§ **Exercise task**:
Write out the whole listing exactly as it stands.

start Given information

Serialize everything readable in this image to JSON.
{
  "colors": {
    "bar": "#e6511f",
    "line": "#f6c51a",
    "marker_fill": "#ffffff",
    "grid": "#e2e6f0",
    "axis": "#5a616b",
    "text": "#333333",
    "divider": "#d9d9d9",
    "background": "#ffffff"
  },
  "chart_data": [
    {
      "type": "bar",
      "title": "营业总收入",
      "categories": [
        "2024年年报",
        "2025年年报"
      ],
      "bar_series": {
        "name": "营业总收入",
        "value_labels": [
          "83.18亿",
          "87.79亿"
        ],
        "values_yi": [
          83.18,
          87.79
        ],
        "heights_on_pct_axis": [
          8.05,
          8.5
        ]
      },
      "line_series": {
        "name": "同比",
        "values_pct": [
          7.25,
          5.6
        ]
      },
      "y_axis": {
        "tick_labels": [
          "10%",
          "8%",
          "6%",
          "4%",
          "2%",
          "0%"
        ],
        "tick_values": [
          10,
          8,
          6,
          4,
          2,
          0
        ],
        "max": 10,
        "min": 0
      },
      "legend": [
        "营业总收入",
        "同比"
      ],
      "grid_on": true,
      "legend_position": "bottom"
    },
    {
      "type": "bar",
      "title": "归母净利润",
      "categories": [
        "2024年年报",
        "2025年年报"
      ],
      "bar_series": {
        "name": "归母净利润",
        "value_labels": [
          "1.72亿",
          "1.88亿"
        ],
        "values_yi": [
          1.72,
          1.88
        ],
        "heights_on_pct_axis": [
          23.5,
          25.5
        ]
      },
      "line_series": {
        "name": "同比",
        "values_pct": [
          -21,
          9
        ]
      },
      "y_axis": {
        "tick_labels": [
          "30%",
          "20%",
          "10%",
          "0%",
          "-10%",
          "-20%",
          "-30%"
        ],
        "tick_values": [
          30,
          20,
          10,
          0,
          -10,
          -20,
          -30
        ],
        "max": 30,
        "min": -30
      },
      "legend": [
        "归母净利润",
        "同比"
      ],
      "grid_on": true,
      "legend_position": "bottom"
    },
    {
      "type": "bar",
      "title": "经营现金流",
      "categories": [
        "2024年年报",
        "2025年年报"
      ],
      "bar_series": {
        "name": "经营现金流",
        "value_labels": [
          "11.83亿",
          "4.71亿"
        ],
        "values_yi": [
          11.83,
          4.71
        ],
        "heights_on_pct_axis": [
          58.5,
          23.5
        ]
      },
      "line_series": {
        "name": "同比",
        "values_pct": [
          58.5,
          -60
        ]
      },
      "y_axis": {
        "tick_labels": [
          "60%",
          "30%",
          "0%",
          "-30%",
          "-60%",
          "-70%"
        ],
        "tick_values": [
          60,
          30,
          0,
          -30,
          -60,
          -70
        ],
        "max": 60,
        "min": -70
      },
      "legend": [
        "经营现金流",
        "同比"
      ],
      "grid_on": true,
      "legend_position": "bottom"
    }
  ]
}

end Given information

§ **Result**:
Serialize everything readable in this image to JSON.
{
  "colors": {
    "bar": "#e6511f",
    "line": "#f6c51a",
    "marker_fill": "#ffffff",
    "grid": "#e2e6f0",
    "axis": "#5a616b",
    "text": "#333333",
    "divider": "#d9d9d9",
    "background": "#ffffff"
  },
  "chart_data": [
    {
      "type": "bar",
      "title": "营业总收入",
      "categories": [
        "2024年年报",
        "2025年年报"
      ],
      "bar_series": {
        "name": "营业总收入",
        "value_labels": [
          "83.18亿",
          "87.79亿"
        ],
        "values_yi": [
          83.18,
          87.79
        ],
        "heights_on_pct_axis": [
          8.05,
          8.5
        ]
      },
      "line_series": {
        "name": "同比",
        "values_pct": [
          7.25,
          5.6
        ]
      },
      "y_axis": {
        "tick_labels": [
          "10%",
          "8%",
          "6%",
          "4%",
          "2%",
          "0%"
        ],
        "tick_values": [
          10,
          8,
          6,
          4,
          2,
          0
        ],
        "max": 10,
        "min": 0
      },
      "legend": [
        "营业总收入",
        "同比"
      ],
      "grid_on": true,
      "legend_position": "bottom"
    },
    {
      "type": "bar",
      "title": "归母净利润",
      "categories": [
        "2024年年报",
        "2025年年报"
      ],
      "bar_series": {
        "name": "归母净利润",
        "value_labels": [
          "1.72亿",
          "1.88亿"
        ],
        "values_yi": [
          1.72,
          1.88
        ],
        "heights_on_pct_axis": [
          23.5,
          25.5
        ]
      },
      "line_series": {
        "name": "同比",
        "values_pct": [
          -21,
          9
        ]
      },
      "y_axis": {
        "tick_labels": [
          "30%",
          "20%",
          "10%",
          "0%",
          "-10%",
          "-20%",
          "-30%"
        ],
        "tick_values": [
          30,
          20,
          10,
          0,
          -10,
          -20,
          -30
        ],
        "max": 30,
        "min": -30
      },
      "legend": [
        "归母净利润",
        "同比"
      ],
      "grid_on": true,
      "legend_position": "bottom"
    },
    {
      "type": "bar",
      "title": "经营现金流",
      "categories": [
        "2024年年报",
        "2025年年报"
      ],
      "bar_series": {
        "name": "经营现金流",
        "value_labels": [
          "11.83亿",
          "4.71亿"
        ],
        "values_yi": [
          11.83,
          4.71
        ],
        "heights_on_pct_axis": [
          58.5,
          23.5
        ]
      },
      "line_series": {
        "name": "同比",
        "values_pct": [
          58.5,
          -60
        ]
      },
      "y_axis": {
        "tick_labels": [
          "60%",
          "30%",
          "0%",
          "-30%",
          "-60%",
          "-70%"
        ],
        "tick_values": [
          60,
          30,
          0,
          -30,
          -60,
          -70
        ],
        "max": 60,
        "min": -70
      },
      "legend": [
        "经营现金流",
        "同比"
      ],
      "grid_on": true,
      "legend_position": "bottom"
    }
  ]
}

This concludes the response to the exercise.